• TASK DESCRIPTION
For each line in the data below that holds "aprobacion", return a copy.

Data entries
++++++++++++++++++++

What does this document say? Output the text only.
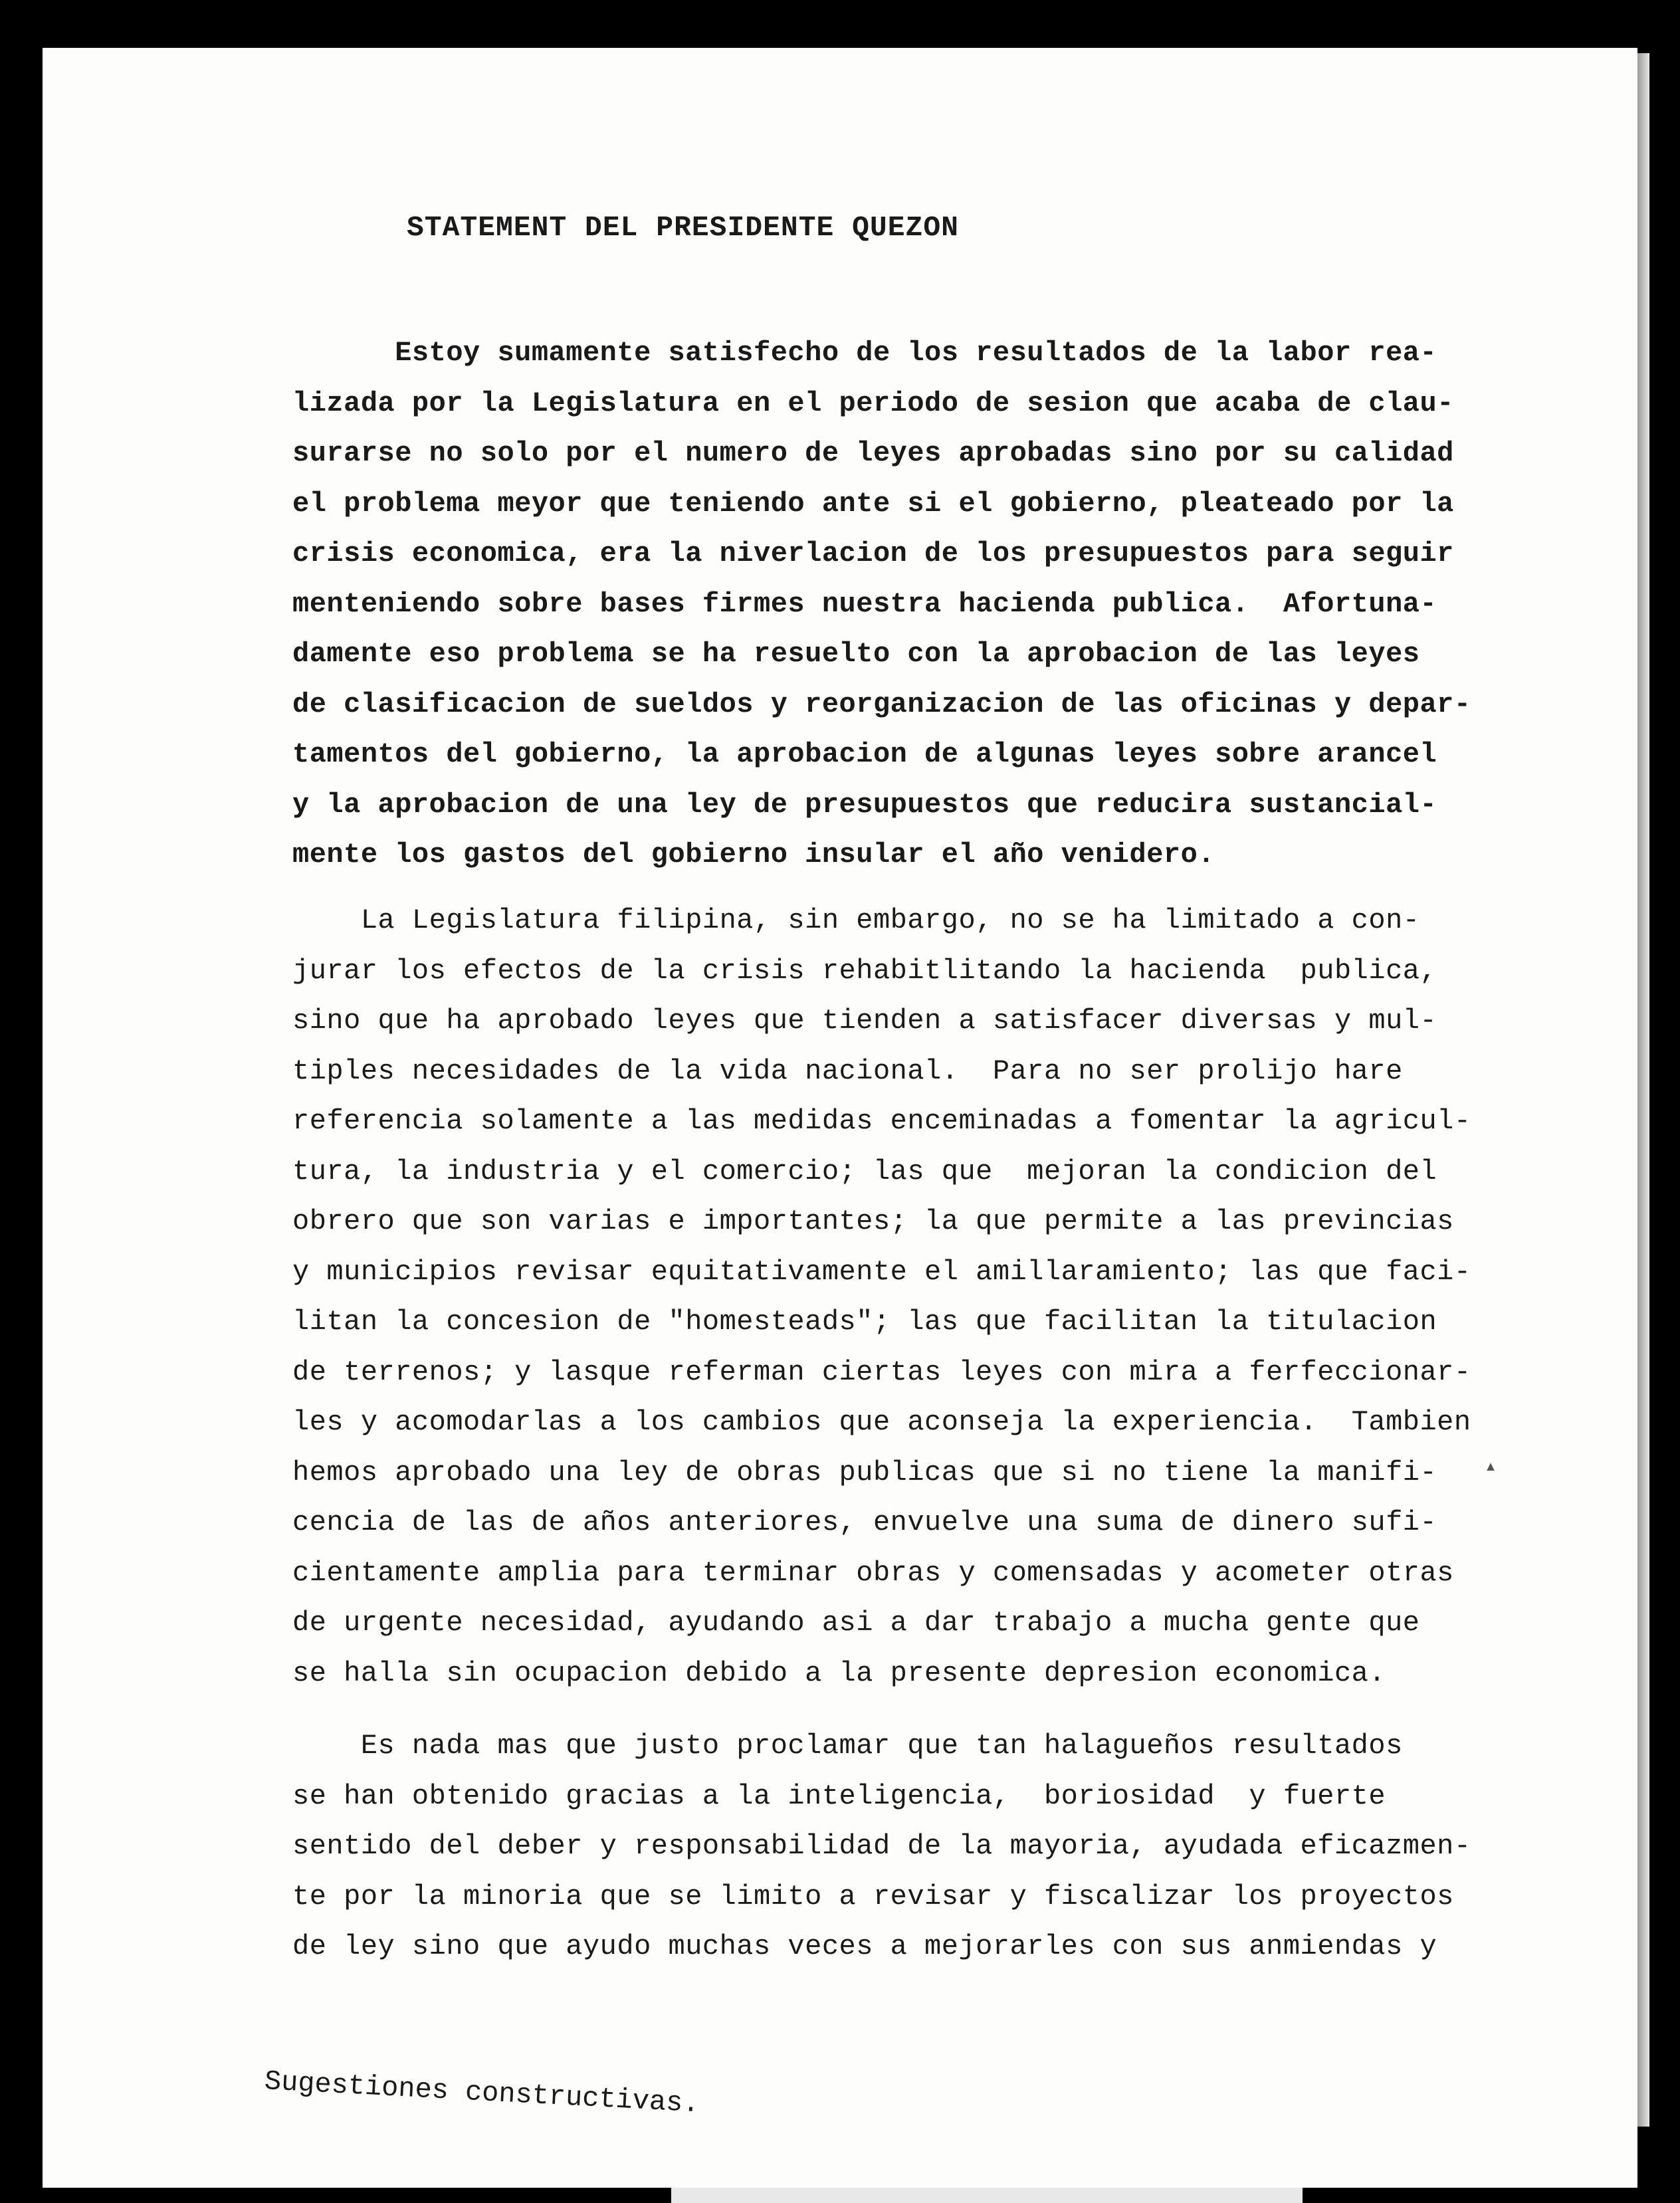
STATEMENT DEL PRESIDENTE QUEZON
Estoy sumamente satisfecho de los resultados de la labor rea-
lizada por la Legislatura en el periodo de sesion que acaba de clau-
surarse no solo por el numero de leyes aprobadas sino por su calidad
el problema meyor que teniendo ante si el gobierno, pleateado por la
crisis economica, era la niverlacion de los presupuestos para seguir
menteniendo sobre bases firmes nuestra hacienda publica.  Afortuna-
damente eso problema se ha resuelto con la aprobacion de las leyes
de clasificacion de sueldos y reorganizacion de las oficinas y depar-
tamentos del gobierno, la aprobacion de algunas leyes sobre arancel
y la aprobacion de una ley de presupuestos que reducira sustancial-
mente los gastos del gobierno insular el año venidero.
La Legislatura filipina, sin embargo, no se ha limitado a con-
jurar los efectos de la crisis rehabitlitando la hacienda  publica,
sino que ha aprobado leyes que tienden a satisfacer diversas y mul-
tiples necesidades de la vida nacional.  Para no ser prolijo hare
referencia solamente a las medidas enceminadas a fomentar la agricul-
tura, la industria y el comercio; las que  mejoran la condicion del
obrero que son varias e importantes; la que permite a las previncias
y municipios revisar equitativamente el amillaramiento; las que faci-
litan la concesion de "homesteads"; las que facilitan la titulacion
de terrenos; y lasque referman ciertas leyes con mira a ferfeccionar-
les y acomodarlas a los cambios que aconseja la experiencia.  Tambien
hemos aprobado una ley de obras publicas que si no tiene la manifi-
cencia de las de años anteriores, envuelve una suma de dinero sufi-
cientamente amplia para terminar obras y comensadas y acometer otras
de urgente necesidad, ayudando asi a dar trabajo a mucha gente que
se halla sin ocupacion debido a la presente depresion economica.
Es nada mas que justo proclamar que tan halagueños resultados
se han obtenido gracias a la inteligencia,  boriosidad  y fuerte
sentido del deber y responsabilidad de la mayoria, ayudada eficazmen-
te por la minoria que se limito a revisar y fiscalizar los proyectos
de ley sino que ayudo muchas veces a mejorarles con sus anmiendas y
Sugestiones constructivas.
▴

++++++++++++++++++++

• TASK ANSWER
damente eso problema se ha resuelto con la aprobacion de las leyes
tamentos del gobierno, la aprobacion de algunas leyes sobre arancel
y la aprobacion de una ley de presupuestos que reducira sustancial-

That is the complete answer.